BRIEF ▸ Quote the whole listing word for word. Do not include the pictures.
-------------------------
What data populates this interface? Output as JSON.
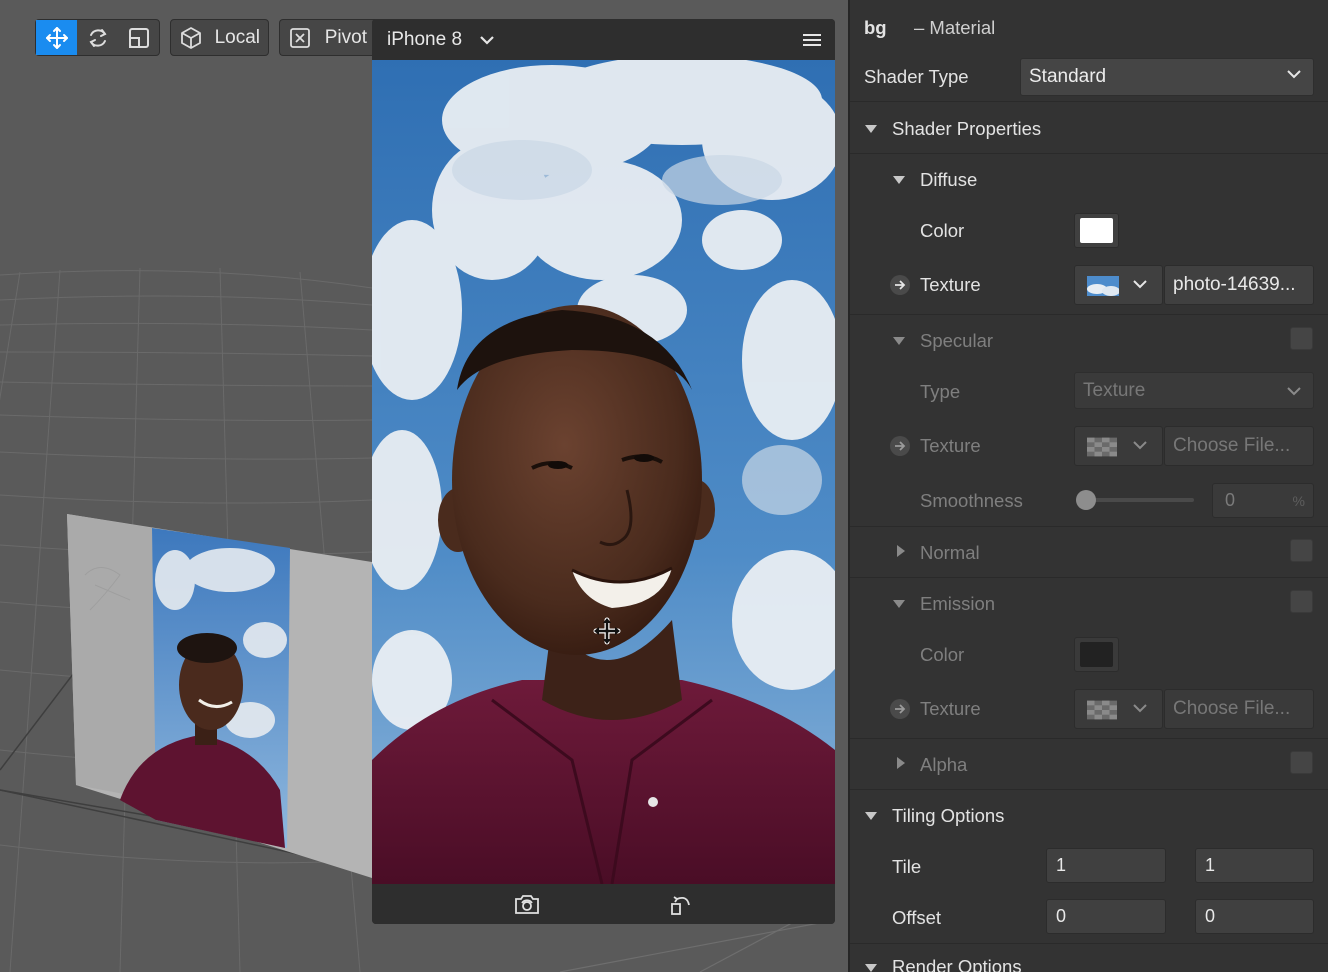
{
  "toolbar": {
    "local_label": "Local",
    "pivot_label": "Pivot"
  },
  "preview": {
    "device_label": "iPhone 8"
  },
  "inspector": {
    "object_name": "bg",
    "object_type": "– Material",
    "shader_type_label": "Shader Type",
    "shader_type_value": "Standard",
    "shader_properties_label": "Shader Properties",
    "diffuse": {
      "label": "Diffuse",
      "color_label": "Color",
      "color_value": "#ffffff",
      "texture_label": "Texture",
      "texture_file": "photo-14639..."
    },
    "specular": {
      "label": "Specular",
      "type_label": "Type",
      "type_value": "Texture",
      "texture_label": "Texture",
      "texture_file": "Choose File...",
      "smoothness_label": "Smoothness",
      "smoothness_value": "0",
      "smoothness_unit": "%",
      "smoothness_level": 0
    },
    "normal": {
      "label": "Normal"
    },
    "emission": {
      "label": "Emission",
      "color_label": "Color",
      "color_value": "#222222",
      "texture_label": "Texture",
      "texture_file": "Choose File..."
    },
    "alpha": {
      "label": "Alpha"
    },
    "tiling": {
      "label": "Tiling Options",
      "tile_label": "Tile",
      "tile_x": "1",
      "tile_y": "1",
      "offset_label": "Offset",
      "offset_x": "0",
      "offset_y": "0"
    },
    "render_options_label": "Render Options"
  },
  "colors": {
    "accent": "#1a8cf0",
    "panel_bg": "#333333",
    "viewport_bg": "#5a5a5a",
    "shirt": "#5e1330",
    "sky": "#3f7fc2"
  }
}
-------------------------
COMPLETED TASK ▸
What data populates this interface? Output as JSON.
{
  "toolbar": {
    "local_label": "Local",
    "pivot_label": "Pivot"
  },
  "preview": {
    "device_label": "iPhone 8"
  },
  "inspector": {
    "object_name": "bg",
    "object_type": "– Material",
    "shader_type_label": "Shader Type",
    "shader_type_value": "Standard",
    "shader_properties_label": "Shader Properties",
    "diffuse": {
      "label": "Diffuse",
      "color_label": "Color",
      "color_value": "#ffffff",
      "texture_label": "Texture",
      "texture_file": "photo-14639..."
    },
    "specular": {
      "label": "Specular",
      "type_label": "Type",
      "type_value": "Texture",
      "texture_label": "Texture",
      "texture_file": "Choose File...",
      "smoothness_label": "Smoothness",
      "smoothness_value": "0",
      "smoothness_unit": "%",
      "smoothness_level": 0
    },
    "normal": {
      "label": "Normal"
    },
    "emission": {
      "label": "Emission",
      "color_label": "Color",
      "color_value": "#222222",
      "texture_label": "Texture",
      "texture_file": "Choose File..."
    },
    "alpha": {
      "label": "Alpha"
    },
    "tiling": {
      "label": "Tiling Options",
      "tile_label": "Tile",
      "tile_x": "1",
      "tile_y": "1",
      "offset_label": "Offset",
      "offset_x": "0",
      "offset_y": "0"
    },
    "render_options_label": "Render Options"
  },
  "colors": {
    "accent": "#1a8cf0",
    "panel_bg": "#333333",
    "viewport_bg": "#5a5a5a",
    "shirt": "#5e1330",
    "sky": "#3f7fc2"
  }
}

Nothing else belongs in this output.